- **Supplied data**
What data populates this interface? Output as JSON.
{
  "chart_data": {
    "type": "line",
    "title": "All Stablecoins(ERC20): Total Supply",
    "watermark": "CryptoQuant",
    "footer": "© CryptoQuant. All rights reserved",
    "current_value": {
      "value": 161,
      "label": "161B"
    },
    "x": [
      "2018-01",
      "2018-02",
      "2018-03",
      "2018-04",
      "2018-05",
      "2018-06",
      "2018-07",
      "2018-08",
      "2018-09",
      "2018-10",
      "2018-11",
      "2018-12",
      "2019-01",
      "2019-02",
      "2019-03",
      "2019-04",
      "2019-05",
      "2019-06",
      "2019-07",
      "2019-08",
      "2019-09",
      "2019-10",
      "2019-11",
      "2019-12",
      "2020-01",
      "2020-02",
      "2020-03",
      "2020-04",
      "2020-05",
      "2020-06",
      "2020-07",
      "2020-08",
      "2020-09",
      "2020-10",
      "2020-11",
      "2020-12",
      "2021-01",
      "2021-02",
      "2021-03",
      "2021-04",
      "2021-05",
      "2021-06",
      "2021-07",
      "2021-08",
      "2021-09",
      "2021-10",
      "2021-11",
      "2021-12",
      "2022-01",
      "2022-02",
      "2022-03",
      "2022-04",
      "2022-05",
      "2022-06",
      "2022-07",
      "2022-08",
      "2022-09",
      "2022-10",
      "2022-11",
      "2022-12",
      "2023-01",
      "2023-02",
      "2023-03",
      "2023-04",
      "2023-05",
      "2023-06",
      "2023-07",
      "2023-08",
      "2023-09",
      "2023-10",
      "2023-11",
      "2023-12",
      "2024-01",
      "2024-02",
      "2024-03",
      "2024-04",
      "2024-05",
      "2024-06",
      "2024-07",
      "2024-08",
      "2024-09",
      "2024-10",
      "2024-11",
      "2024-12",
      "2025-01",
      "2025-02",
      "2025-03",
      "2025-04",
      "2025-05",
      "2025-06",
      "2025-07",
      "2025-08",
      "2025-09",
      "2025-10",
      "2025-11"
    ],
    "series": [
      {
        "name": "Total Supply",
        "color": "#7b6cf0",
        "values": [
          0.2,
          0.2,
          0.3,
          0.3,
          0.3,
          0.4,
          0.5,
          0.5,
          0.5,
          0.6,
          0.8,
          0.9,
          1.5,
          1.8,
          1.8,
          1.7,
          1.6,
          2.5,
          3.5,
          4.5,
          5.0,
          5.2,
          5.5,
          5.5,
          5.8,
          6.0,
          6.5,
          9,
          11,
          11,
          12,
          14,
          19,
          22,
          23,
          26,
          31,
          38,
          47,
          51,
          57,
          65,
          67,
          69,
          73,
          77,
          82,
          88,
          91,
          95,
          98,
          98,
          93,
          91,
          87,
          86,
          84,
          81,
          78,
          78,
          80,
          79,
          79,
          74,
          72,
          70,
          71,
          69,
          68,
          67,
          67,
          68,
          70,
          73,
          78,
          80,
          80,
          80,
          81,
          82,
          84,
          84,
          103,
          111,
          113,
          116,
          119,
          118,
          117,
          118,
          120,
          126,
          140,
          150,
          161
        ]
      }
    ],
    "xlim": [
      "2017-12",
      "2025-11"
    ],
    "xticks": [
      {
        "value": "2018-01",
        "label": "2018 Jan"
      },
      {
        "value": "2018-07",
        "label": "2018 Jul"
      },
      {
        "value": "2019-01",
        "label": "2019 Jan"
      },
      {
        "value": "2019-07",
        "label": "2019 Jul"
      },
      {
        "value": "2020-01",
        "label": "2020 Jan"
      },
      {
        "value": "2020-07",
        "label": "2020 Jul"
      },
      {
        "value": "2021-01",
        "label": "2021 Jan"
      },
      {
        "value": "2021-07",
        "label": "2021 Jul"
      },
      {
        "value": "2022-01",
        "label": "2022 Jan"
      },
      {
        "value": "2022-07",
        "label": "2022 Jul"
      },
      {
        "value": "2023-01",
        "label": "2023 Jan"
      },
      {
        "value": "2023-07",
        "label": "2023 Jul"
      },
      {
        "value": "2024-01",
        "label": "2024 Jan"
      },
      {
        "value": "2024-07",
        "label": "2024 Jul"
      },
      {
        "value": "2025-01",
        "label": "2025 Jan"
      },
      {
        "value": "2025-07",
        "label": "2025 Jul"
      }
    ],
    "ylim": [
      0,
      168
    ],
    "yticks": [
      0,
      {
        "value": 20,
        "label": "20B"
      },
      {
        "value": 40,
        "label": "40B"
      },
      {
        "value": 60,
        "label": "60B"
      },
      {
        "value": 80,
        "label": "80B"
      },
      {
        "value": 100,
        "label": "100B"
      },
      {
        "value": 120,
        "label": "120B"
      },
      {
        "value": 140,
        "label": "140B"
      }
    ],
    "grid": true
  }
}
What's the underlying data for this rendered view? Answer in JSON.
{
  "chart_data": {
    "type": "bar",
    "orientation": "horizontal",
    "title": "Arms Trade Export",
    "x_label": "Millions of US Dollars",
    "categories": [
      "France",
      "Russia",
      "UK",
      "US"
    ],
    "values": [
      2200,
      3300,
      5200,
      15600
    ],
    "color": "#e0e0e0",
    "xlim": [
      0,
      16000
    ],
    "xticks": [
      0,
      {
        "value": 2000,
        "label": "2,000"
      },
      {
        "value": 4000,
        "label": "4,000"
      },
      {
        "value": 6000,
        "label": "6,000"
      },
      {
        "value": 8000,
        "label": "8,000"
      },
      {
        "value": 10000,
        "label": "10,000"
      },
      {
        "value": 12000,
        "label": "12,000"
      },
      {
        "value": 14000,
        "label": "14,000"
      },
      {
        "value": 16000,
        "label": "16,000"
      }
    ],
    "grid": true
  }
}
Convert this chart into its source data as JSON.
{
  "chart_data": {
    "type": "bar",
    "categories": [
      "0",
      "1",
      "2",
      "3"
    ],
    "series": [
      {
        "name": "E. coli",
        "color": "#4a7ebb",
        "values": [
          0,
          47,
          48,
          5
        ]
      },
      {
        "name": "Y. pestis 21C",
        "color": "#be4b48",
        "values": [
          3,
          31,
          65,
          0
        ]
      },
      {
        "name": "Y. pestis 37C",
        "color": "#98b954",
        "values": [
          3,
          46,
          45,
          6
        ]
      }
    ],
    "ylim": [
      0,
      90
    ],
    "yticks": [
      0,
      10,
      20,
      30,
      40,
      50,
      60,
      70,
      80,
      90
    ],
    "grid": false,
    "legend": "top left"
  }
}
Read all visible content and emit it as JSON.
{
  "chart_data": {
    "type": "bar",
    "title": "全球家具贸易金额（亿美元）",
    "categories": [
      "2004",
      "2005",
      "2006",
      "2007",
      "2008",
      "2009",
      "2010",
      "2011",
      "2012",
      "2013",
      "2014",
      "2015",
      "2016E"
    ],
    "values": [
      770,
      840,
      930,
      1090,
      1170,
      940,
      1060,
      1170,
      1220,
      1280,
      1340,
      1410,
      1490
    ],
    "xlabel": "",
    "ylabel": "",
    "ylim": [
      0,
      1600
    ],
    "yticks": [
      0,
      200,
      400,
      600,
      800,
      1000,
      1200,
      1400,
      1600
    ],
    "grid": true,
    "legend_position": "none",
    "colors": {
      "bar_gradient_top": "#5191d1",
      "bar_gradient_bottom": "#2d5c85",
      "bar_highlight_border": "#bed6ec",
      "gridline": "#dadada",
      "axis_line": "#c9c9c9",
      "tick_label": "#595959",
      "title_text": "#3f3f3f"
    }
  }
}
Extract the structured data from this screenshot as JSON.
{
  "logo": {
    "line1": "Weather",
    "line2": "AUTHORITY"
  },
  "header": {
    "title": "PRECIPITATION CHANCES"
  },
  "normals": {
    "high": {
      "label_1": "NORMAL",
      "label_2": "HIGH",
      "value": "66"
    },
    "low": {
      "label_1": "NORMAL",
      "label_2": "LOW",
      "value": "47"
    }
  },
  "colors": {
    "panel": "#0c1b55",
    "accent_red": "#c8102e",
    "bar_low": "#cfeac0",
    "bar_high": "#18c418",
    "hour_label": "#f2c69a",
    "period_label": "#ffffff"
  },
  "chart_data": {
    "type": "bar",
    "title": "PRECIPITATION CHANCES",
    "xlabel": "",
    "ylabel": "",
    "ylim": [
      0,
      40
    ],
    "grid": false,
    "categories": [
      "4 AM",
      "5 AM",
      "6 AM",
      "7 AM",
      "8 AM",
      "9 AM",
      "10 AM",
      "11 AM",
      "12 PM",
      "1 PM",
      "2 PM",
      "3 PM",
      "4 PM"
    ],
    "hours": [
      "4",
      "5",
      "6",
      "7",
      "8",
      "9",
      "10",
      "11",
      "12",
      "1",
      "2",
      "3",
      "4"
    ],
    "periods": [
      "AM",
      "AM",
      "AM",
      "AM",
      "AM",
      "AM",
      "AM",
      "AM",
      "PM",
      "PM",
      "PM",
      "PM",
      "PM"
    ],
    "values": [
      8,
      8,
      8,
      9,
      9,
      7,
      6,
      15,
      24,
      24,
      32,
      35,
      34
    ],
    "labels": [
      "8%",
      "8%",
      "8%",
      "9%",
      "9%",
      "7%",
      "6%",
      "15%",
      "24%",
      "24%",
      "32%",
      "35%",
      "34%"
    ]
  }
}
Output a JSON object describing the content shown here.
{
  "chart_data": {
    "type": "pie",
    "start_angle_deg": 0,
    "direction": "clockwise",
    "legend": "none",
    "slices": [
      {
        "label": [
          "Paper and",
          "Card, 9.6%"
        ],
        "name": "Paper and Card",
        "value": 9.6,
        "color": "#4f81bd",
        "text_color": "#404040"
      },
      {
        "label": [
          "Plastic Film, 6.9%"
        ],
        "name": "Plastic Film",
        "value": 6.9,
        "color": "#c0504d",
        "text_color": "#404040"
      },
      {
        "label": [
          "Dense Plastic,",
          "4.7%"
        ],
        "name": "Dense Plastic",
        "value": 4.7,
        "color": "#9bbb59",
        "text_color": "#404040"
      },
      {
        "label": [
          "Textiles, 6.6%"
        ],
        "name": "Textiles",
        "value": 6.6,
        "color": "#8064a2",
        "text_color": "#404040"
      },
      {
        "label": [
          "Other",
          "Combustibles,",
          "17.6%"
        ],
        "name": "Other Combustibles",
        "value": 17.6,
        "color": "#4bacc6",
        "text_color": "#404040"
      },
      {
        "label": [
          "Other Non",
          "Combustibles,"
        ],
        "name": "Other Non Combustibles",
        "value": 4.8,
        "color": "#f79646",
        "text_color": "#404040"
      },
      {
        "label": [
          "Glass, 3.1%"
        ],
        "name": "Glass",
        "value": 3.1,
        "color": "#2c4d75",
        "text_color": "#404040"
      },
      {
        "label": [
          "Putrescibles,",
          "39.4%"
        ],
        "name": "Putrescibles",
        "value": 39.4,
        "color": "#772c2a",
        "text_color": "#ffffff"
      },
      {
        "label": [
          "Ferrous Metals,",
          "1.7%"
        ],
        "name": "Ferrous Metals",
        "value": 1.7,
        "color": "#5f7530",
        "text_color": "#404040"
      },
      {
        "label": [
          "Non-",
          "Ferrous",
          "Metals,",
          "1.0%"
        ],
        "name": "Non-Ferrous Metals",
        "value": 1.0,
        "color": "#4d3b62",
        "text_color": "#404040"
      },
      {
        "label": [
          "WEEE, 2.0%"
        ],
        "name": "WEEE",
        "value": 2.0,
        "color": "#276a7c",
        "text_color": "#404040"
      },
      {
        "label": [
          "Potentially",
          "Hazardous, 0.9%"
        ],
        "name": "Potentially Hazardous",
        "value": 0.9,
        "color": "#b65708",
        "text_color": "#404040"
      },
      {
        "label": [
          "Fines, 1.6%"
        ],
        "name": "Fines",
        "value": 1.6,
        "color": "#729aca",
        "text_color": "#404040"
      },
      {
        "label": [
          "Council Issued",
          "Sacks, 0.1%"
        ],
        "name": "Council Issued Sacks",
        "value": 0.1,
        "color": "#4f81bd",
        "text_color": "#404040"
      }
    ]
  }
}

- **What the exercise asks**
Which lines contain "PRECIPITATION"? Copy each of them out.

- **Result of the task**
    "title": "PRECIPITATION CHANCES"
    "title": "PRECIPITATION CHANCES",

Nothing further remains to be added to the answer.